§ **PROBLEM**
All records are to be retyped faithfully and completely.

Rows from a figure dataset

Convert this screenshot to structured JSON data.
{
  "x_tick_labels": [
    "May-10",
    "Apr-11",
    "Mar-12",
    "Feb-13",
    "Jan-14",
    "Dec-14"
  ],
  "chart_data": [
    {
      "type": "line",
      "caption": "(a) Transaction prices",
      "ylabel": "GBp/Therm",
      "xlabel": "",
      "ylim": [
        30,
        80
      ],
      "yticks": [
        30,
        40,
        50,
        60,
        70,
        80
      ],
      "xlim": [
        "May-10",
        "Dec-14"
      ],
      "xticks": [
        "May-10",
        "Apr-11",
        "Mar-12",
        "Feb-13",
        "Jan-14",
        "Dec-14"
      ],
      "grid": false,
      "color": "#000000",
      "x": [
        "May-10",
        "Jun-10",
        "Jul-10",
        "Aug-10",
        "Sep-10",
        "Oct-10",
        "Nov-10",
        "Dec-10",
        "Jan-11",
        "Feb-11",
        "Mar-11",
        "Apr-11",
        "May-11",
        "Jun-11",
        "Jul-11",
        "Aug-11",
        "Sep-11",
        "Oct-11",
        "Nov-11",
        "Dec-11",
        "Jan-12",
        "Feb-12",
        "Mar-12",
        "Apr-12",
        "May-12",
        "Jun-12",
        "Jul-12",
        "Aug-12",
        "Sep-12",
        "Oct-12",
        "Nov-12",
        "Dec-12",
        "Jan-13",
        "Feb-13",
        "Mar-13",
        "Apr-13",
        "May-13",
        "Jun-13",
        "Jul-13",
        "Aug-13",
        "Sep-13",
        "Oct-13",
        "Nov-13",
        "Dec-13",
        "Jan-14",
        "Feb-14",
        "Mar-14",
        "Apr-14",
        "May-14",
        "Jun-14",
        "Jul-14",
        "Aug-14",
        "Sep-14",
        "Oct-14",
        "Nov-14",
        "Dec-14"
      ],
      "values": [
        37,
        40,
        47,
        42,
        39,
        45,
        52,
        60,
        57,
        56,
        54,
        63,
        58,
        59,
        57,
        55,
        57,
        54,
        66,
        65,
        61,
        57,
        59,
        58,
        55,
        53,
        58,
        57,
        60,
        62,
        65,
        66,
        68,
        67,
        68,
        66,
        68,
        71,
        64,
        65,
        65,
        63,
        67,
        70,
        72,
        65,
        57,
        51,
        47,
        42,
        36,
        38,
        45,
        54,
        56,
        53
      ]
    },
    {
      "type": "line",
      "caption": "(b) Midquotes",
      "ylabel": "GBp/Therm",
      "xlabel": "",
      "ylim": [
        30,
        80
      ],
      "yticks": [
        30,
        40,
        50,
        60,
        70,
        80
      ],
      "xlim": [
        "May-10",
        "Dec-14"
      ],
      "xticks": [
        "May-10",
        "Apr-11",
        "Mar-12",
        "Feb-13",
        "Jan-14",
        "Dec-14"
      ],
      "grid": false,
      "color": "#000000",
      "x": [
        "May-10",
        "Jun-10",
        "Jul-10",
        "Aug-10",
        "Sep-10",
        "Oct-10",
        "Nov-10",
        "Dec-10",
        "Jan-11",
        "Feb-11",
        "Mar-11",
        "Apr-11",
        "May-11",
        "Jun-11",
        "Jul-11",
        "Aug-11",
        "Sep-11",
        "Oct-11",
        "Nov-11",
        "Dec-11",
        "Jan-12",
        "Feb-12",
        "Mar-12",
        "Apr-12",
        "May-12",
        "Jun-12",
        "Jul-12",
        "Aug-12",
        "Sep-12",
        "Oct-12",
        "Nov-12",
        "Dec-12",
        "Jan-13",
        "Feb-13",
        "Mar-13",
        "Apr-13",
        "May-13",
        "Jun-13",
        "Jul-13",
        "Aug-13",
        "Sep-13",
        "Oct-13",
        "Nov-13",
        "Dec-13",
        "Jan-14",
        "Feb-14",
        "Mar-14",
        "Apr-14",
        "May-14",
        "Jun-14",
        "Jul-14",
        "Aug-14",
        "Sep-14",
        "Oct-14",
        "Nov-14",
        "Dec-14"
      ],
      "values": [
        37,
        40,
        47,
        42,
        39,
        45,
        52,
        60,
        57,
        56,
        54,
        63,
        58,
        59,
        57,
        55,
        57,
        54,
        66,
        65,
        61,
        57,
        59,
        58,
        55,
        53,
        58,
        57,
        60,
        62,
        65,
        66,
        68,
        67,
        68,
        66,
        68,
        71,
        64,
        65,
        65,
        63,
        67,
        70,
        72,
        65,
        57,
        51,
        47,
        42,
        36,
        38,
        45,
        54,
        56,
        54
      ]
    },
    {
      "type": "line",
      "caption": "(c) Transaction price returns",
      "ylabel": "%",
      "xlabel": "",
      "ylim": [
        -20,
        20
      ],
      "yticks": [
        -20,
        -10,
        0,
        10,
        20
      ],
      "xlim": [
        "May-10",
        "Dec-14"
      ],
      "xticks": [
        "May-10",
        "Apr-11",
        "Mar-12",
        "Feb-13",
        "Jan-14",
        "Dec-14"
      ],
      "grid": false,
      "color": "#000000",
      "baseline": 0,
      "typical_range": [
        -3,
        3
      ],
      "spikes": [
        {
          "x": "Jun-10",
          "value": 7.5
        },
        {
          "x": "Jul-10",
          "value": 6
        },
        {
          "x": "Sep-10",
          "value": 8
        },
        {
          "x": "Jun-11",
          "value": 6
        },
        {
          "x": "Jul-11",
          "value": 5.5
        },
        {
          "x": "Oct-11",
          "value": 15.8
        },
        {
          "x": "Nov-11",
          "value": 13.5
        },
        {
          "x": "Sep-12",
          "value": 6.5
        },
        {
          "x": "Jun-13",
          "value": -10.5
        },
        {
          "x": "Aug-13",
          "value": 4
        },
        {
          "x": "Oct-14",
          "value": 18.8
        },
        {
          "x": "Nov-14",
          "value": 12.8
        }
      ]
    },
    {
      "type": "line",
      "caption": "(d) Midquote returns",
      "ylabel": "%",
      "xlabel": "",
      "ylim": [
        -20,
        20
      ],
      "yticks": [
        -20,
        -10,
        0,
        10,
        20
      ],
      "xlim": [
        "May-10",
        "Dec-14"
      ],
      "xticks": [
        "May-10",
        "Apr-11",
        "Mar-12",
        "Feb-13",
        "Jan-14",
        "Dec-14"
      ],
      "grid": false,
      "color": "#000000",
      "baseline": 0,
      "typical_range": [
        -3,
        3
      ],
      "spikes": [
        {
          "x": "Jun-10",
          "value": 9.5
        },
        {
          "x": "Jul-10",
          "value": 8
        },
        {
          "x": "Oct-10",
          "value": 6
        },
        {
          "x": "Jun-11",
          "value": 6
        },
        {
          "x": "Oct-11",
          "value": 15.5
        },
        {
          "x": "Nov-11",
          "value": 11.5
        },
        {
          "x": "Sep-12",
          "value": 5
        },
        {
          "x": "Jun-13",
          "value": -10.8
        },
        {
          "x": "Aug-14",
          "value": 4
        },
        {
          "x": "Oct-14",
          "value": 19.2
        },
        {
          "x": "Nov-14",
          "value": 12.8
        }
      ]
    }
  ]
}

§ **RESULT BELOW**
Convert this screenshot to structured JSON data.
{
  "x_tick_labels": [
    "May-10",
    "Apr-11",
    "Mar-12",
    "Feb-13",
    "Jan-14",
    "Dec-14"
  ],
  "chart_data": [
    {
      "type": "line",
      "caption": "(a) Transaction prices",
      "ylabel": "GBp/Therm",
      "xlabel": "",
      "ylim": [
        30,
        80
      ],
      "yticks": [
        30,
        40,
        50,
        60,
        70,
        80
      ],
      "xlim": [
        "May-10",
        "Dec-14"
      ],
      "xticks": [
        "May-10",
        "Apr-11",
        "Mar-12",
        "Feb-13",
        "Jan-14",
        "Dec-14"
      ],
      "grid": false,
      "color": "#000000",
      "x": [
        "May-10",
        "Jun-10",
        "Jul-10",
        "Aug-10",
        "Sep-10",
        "Oct-10",
        "Nov-10",
        "Dec-10",
        "Jan-11",
        "Feb-11",
        "Mar-11",
        "Apr-11",
        "May-11",
        "Jun-11",
        "Jul-11",
        "Aug-11",
        "Sep-11",
        "Oct-11",
        "Nov-11",
        "Dec-11",
        "Jan-12",
        "Feb-12",
        "Mar-12",
        "Apr-12",
        "May-12",
        "Jun-12",
        "Jul-12",
        "Aug-12",
        "Sep-12",
        "Oct-12",
        "Nov-12",
        "Dec-12",
        "Jan-13",
        "Feb-13",
        "Mar-13",
        "Apr-13",
        "May-13",
        "Jun-13",
        "Jul-13",
        "Aug-13",
        "Sep-13",
        "Oct-13",
        "Nov-13",
        "Dec-13",
        "Jan-14",
        "Feb-14",
        "Mar-14",
        "Apr-14",
        "May-14",
        "Jun-14",
        "Jul-14",
        "Aug-14",
        "Sep-14",
        "Oct-14",
        "Nov-14",
        "Dec-14"
      ],
      "values": [
        37,
        40,
        47,
        42,
        39,
        45,
        52,
        60,
        57,
        56,
        54,
        63,
        58,
        59,
        57,
        55,
        57,
        54,
        66,
        65,
        61,
        57,
        59,
        58,
        55,
        53,
        58,
        57,
        60,
        62,
        65,
        66,
        68,
        67,
        68,
        66,
        68,
        71,
        64,
        65,
        65,
        63,
        67,
        70,
        72,
        65,
        57,
        51,
        47,
        42,
        36,
        38,
        45,
        54,
        56,
        53
      ]
    },
    {
      "type": "line",
      "caption": "(b) Midquotes",
      "ylabel": "GBp/Therm",
      "xlabel": "",
      "ylim": [
        30,
        80
      ],
      "yticks": [
        30,
        40,
        50,
        60,
        70,
        80
      ],
      "xlim": [
        "May-10",
        "Dec-14"
      ],
      "xticks": [
        "May-10",
        "Apr-11",
        "Mar-12",
        "Feb-13",
        "Jan-14",
        "Dec-14"
      ],
      "grid": false,
      "color": "#000000",
      "x": [
        "May-10",
        "Jun-10",
        "Jul-10",
        "Aug-10",
        "Sep-10",
        "Oct-10",
        "Nov-10",
        "Dec-10",
        "Jan-11",
        "Feb-11",
        "Mar-11",
        "Apr-11",
        "May-11",
        "Jun-11",
        "Jul-11",
        "Aug-11",
        "Sep-11",
        "Oct-11",
        "Nov-11",
        "Dec-11",
        "Jan-12",
        "Feb-12",
        "Mar-12",
        "Apr-12",
        "May-12",
        "Jun-12",
        "Jul-12",
        "Aug-12",
        "Sep-12",
        "Oct-12",
        "Nov-12",
        "Dec-12",
        "Jan-13",
        "Feb-13",
        "Mar-13",
        "Apr-13",
        "May-13",
        "Jun-13",
        "Jul-13",
        "Aug-13",
        "Sep-13",
        "Oct-13",
        "Nov-13",
        "Dec-13",
        "Jan-14",
        "Feb-14",
        "Mar-14",
        "Apr-14",
        "May-14",
        "Jun-14",
        "Jul-14",
        "Aug-14",
        "Sep-14",
        "Oct-14",
        "Nov-14",
        "Dec-14"
      ],
      "values": [
        37,
        40,
        47,
        42,
        39,
        45,
        52,
        60,
        57,
        56,
        54,
        63,
        58,
        59,
        57,
        55,
        57,
        54,
        66,
        65,
        61,
        57,
        59,
        58,
        55,
        53,
        58,
        57,
        60,
        62,
        65,
        66,
        68,
        67,
        68,
        66,
        68,
        71,
        64,
        65,
        65,
        63,
        67,
        70,
        72,
        65,
        57,
        51,
        47,
        42,
        36,
        38,
        45,
        54,
        56,
        54
      ]
    },
    {
      "type": "line",
      "caption": "(c) Transaction price returns",
      "ylabel": "%",
      "xlabel": "",
      "ylim": [
        -20,
        20
      ],
      "yticks": [
        -20,
        -10,
        0,
        10,
        20
      ],
      "xlim": [
        "May-10",
        "Dec-14"
      ],
      "xticks": [
        "May-10",
        "Apr-11",
        "Mar-12",
        "Feb-13",
        "Jan-14",
        "Dec-14"
      ],
      "grid": false,
      "color": "#000000",
      "baseline": 0,
      "typical_range": [
        -3,
        3
      ],
      "spikes": [
        {
          "x": "Jun-10",
          "value": 7.5
        },
        {
          "x": "Jul-10",
          "value": 6
        },
        {
          "x": "Sep-10",
          "value": 8
        },
        {
          "x": "Jun-11",
          "value": 6
        },
        {
          "x": "Jul-11",
          "value": 5.5
        },
        {
          "x": "Oct-11",
          "value": 15.8
        },
        {
          "x": "Nov-11",
          "value": 13.5
        },
        {
          "x": "Sep-12",
          "value": 6.5
        },
        {
          "x": "Jun-13",
          "value": -10.5
        },
        {
          "x": "Aug-13",
          "value": 4
        },
        {
          "x": "Oct-14",
          "value": 18.8
        },
        {
          "x": "Nov-14",
          "value": 12.8
        }
      ]
    },
    {
      "type": "line",
      "caption": "(d) Midquote returns",
      "ylabel": "%",
      "xlabel": "",
      "ylim": [
        -20,
        20
      ],
      "yticks": [
        -20,
        -10,
        0,
        10,
        20
      ],
      "xlim": [
        "May-10",
        "Dec-14"
      ],
      "xticks": [
        "May-10",
        "Apr-11",
        "Mar-12",
        "Feb-13",
        "Jan-14",
        "Dec-14"
      ],
      "grid": false,
      "color": "#000000",
      "baseline": 0,
      "typical_range": [
        -3,
        3
      ],
      "spikes": [
        {
          "x": "Jun-10",
          "value": 9.5
        },
        {
          "x": "Jul-10",
          "value": 8
        },
        {
          "x": "Oct-10",
          "value": 6
        },
        {
          "x": "Jun-11",
          "value": 6
        },
        {
          "x": "Oct-11",
          "value": 15.5
        },
        {
          "x": "Nov-11",
          "value": 11.5
        },
        {
          "x": "Sep-12",
          "value": 5
        },
        {
          "x": "Jun-13",
          "value": -10.8
        },
        {
          "x": "Aug-14",
          "value": 4
        },
        {
          "x": "Oct-14",
          "value": 19.2
        },
        {
          "x": "Nov-14",
          "value": 12.8
        }
      ]
    }
  ]
}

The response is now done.